#### TEXT

[Beast]Ready-Made Characters

Still from Drak Pack, Hanna-Barbera, 1980-1982
Still from Drak Pack, Hanna-Barbera, 1980-1982

Heya, folks. Matt here (briefly). The Beast Ready-Made Characters are now in art direction, and the author of said characters, Hayley Margules, was kind enough to take some questions about her writing process over on the OPP forums. Here are the answers. Enjoy!

Hi, everyone!  Hayley here.  Some of you may know me as the Dark Eras writer who wrote the comfort object and imaginary friend mechanics for A Grimm Dark Era.  I am an historian by trade, and I’ve written for a small collection of other projects for Onyx Path Publishing that will soon be released.  Today, I’m here to talk about my work on the Beast: The Primordial Ready-Made Characters.  I’m so excited for you to see these, and it looks like you will very soon.  I wanted to take this opportunity to talk about my process in creating them, and answer some specific questions that y’all have asked me.  I’m going to tease specifics — if you asked a very specific question or if you asked a question after I closed the Ask the Writer thread, I’m sorry.  Feel free to ask anything else in the comments.  More than happy to answer more questions there, and once the manuscript is released.

I was excited when Matt offered this job to me, mostly because y’all voted that the sixth character would be a changeling.

I’m joking.

Kind of.

Q:  Which of the characters were your favorite?  Alternatively, what was your inspiration?  What is the Families/Hunger spread?  What relationships do they have with other supernaturals?  What are their jobs?

A:  The real first thing that came to mind when I offered this job was, “how can I best incorporate a child character into this group without 2e rules for children and without the player who pulls the card thinking they’ve been cheated?”  My answer to that was our changeling character, Annika White.

########
#### DATASET EXCERPT

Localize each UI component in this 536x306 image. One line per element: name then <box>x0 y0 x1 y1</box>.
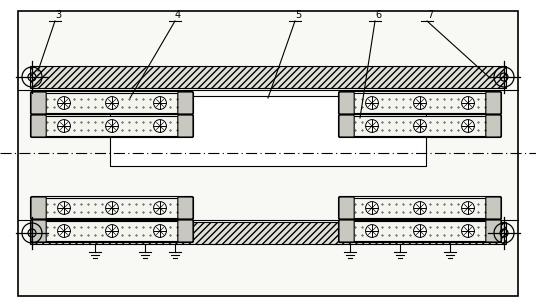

########

**SET OF TASKS:**
- A) Sum up the post in two sentences.
- B) Copy the post word for word, from "I was excited" up to and including "are their jobs?".
The lines above are separate material and stand apart from the post.

**EXERCISE SOLUTIONS:**
- A) Matt announces that the Beast Ready-Made Characters are now in art direction, and that their writer, Hayley Margules, answered questions about her writing process on the OPP forums. Hayley introduces herself as a historian and Dark Eras writer and explains that her first concern was how to fit a child character into the group, which she answered with the changeling Annika White.

- B)
I was excited when Matt offered this job to me, mostly because y’all voted that the sixth character would be a changeling.

I’m joking.

Kind of.

Q:  Which of the characters were your favorite?  Alternatively, what was your inspiration?  What is the Families/Hunger spread?  What relationships do they have with other supernaturals?  What are their jobs?